→ **WHAT IS ASKED**
Write the material out again exactly.

→ **DATASET ENTRIES**
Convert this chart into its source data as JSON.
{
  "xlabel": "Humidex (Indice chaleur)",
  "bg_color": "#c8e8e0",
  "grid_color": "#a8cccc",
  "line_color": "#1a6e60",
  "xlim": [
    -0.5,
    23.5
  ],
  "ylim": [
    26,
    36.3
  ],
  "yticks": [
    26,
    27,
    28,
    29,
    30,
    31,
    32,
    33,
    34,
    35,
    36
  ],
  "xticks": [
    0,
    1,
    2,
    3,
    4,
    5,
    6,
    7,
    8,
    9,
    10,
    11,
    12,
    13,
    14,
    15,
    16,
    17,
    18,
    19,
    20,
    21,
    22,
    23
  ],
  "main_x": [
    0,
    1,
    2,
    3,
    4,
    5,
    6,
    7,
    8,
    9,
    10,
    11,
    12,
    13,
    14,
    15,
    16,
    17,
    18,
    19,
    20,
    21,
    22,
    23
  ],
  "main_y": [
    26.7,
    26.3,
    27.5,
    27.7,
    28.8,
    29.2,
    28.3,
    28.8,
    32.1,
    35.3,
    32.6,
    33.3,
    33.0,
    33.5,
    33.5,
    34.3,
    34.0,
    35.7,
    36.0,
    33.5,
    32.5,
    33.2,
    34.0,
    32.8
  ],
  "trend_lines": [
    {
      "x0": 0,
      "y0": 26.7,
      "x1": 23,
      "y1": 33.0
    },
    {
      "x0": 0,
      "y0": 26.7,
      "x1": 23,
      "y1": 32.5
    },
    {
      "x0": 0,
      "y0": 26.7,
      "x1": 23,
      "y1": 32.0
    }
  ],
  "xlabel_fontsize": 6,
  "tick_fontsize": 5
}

→ **SOLUTION**
Convert this chart into its source data as JSON.
{
  "xlabel": "Humidex (Indice chaleur)",
  "bg_color": "#c8e8e0",
  "grid_color": "#a8cccc",
  "line_color": "#1a6e60",
  "xlim": [
    -0.5,
    23.5
  ],
  "ylim": [
    26,
    36.3
  ],
  "yticks": [
    26,
    27,
    28,
    29,
    30,
    31,
    32,
    33,
    34,
    35,
    36
  ],
  "xticks": [
    0,
    1,
    2,
    3,
    4,
    5,
    6,
    7,
    8,
    9,
    10,
    11,
    12,
    13,
    14,
    15,
    16,
    17,
    18,
    19,
    20,
    21,
    22,
    23
  ],
  "main_x": [
    0,
    1,
    2,
    3,
    4,
    5,
    6,
    7,
    8,
    9,
    10,
    11,
    12,
    13,
    14,
    15,
    16,
    17,
    18,
    19,
    20,
    21,
    22,
    23
  ],
  "main_y": [
    26.7,
    26.3,
    27.5,
    27.7,
    28.8,
    29.2,
    28.3,
    28.8,
    32.1,
    35.3,
    32.6,
    33.3,
    33.0,
    33.5,
    33.5,
    34.3,
    34.0,
    35.7,
    36.0,
    33.5,
    32.5,
    33.2,
    34.0,
    32.8
  ],
  "trend_lines": [
    {
      "x0": 0,
      "y0": 26.7,
      "x1": 23,
      "y1": 33.0
    },
    {
      "x0": 0,
      "y0": 26.7,
      "x1": 23,
      "y1": 32.5
    },
    {
      "x0": 0,
      "y0": 26.7,
      "x1": 23,
      "y1": 32.0
    }
  ],
  "xlabel_fontsize": 6,
  "tick_fontsize": 5
}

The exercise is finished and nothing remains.